>> Begin MATERIAL FOR THIS TASK

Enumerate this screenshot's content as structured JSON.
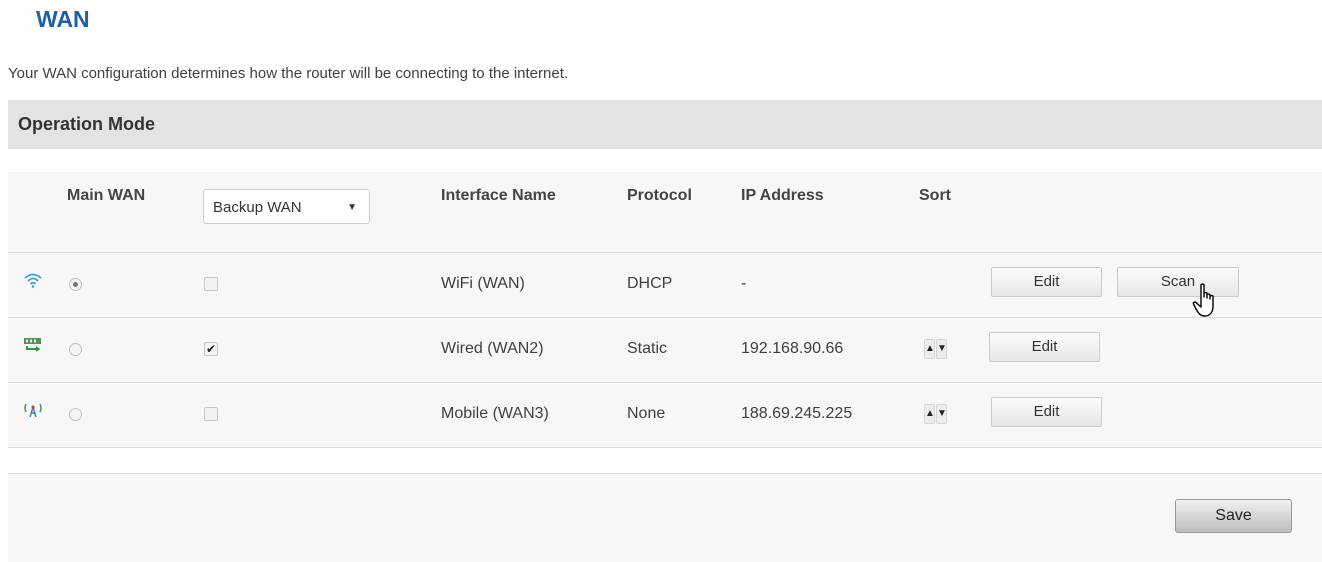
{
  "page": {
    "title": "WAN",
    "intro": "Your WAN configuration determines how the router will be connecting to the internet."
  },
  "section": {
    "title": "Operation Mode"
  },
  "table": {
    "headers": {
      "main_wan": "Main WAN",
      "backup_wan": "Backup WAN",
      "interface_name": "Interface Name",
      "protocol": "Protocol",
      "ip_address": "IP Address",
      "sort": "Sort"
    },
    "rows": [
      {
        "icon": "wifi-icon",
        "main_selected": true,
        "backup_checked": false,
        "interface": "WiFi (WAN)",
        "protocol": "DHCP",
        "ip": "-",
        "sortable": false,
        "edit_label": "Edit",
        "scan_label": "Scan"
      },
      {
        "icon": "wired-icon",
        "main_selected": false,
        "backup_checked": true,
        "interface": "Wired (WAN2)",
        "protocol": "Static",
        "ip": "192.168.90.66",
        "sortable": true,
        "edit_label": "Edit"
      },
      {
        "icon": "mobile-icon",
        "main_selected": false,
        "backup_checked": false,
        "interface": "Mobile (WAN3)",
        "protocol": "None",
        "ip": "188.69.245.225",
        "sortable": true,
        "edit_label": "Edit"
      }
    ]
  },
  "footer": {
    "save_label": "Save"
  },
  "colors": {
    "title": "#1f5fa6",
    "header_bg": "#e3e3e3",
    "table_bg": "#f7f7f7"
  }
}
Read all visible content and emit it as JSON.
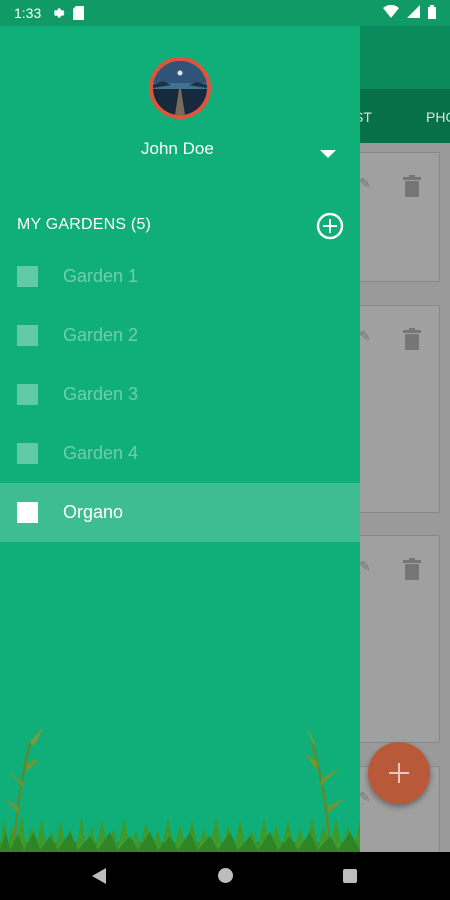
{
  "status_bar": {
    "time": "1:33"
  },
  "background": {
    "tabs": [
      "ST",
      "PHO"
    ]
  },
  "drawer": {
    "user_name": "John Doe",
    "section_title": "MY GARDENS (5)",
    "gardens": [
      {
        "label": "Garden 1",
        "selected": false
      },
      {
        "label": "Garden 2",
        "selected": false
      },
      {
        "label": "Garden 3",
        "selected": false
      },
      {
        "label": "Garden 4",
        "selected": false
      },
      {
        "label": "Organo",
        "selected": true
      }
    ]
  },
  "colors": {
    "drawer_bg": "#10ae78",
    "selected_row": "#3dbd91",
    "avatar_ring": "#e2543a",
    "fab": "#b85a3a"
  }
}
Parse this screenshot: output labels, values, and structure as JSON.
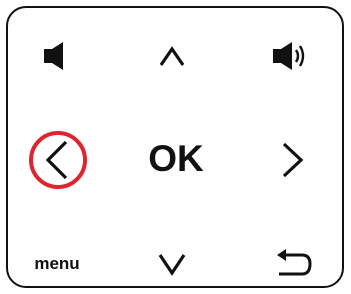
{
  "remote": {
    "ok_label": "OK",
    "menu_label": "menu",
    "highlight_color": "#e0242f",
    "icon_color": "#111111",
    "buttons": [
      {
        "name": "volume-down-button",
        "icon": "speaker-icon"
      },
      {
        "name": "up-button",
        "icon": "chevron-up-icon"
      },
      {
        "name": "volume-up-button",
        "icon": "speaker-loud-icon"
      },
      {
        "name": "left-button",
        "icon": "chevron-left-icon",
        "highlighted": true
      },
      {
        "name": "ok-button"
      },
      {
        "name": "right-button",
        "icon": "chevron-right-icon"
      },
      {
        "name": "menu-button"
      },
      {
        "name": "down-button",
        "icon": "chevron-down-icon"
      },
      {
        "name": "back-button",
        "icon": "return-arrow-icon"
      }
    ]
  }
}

>> End MATERIAL FOR THIS TASK

## [GIVEN PROBLEM]
Write the records out again in full, exactly, and skip every picture.

## [COMPLETE ANSWER]
Enumerate this screenshot's content as structured JSON.
{
  "page": {
    "title": "WAN",
    "intro": "Your WAN configuration determines how the router will be connecting to the internet."
  },
  "section": {
    "title": "Operation Mode"
  },
  "table": {
    "headers": {
      "main_wan": "Main WAN",
      "backup_wan": "Backup WAN",
      "interface_name": "Interface Name",
      "protocol": "Protocol",
      "ip_address": "IP Address",
      "sort": "Sort"
    },
    "rows": [
      {
        "icon": "wifi-icon",
        "main_selected": true,
        "backup_checked": false,
        "interface": "WiFi (WAN)",
        "protocol": "DHCP",
        "ip": "-",
        "sortable": false,
        "edit_label": "Edit",
        "scan_label": "Scan"
      },
      {
        "icon": "wired-icon",
        "main_selected": false,
        "backup_checked": true,
        "interface": "Wired (WAN2)",
        "protocol": "Static",
        "ip": "192.168.90.66",
        "sortable": true,
        "edit_label": "Edit"
      },
      {
        "icon": "mobile-icon",
        "main_selected": false,
        "backup_checked": false,
        "interface": "Mobile (WAN3)",
        "protocol": "None",
        "ip": "188.69.245.225",
        "sortable": true,
        "edit_label": "Edit"
      }
    ]
  },
  "footer": {
    "save_label": "Save"
  },
  "colors": {
    "title": "#1f5fa6",
    "header_bg": "#e3e3e3",
    "table_bg": "#f7f7f7"
  }
}
Read all visible content and emit it as JSON.
{
  "status_bar": {
    "time": "1:33"
  },
  "background": {
    "tabs": [
      "ST",
      "PHO"
    ]
  },
  "drawer": {
    "user_name": "John Doe",
    "section_title": "MY GARDENS (5)",
    "gardens": [
      {
        "label": "Garden 1",
        "selected": false
      },
      {
        "label": "Garden 2",
        "selected": false
      },
      {
        "label": "Garden 3",
        "selected": false
      },
      {
        "label": "Garden 4",
        "selected": false
      },
      {
        "label": "Organo",
        "selected": true
      }
    ]
  },
  "colors": {
    "drawer_bg": "#10ae78",
    "selected_row": "#3dbd91",
    "avatar_ring": "#e2543a",
    "fab": "#b85a3a"
  }
}
Parse this screenshot: output labels, values, and structure as JSON.
{
  "remote": {
    "ok_label": "OK",
    "menu_label": "menu",
    "highlight_color": "#e0242f",
    "icon_color": "#111111",
    "buttons": [
      {
        "name": "volume-down-button",
        "icon": "speaker-icon"
      },
      {
        "name": "up-button",
        "icon": "chevron-up-icon"
      },
      {
        "name": "volume-up-button",
        "icon": "speaker-loud-icon"
      },
      {
        "name": "left-button",
        "icon": "chevron-left-icon",
        "highlighted": true
      },
      {
        "name": "ok-button"
      },
      {
        "name": "right-button",
        "icon": "chevron-right-icon"
      },
      {
        "name": "menu-button"
      },
      {
        "name": "down-button",
        "icon": "chevron-down-icon"
      },
      {
        "name": "back-button",
        "icon": "return-arrow-icon"
      }
    ]
  }
}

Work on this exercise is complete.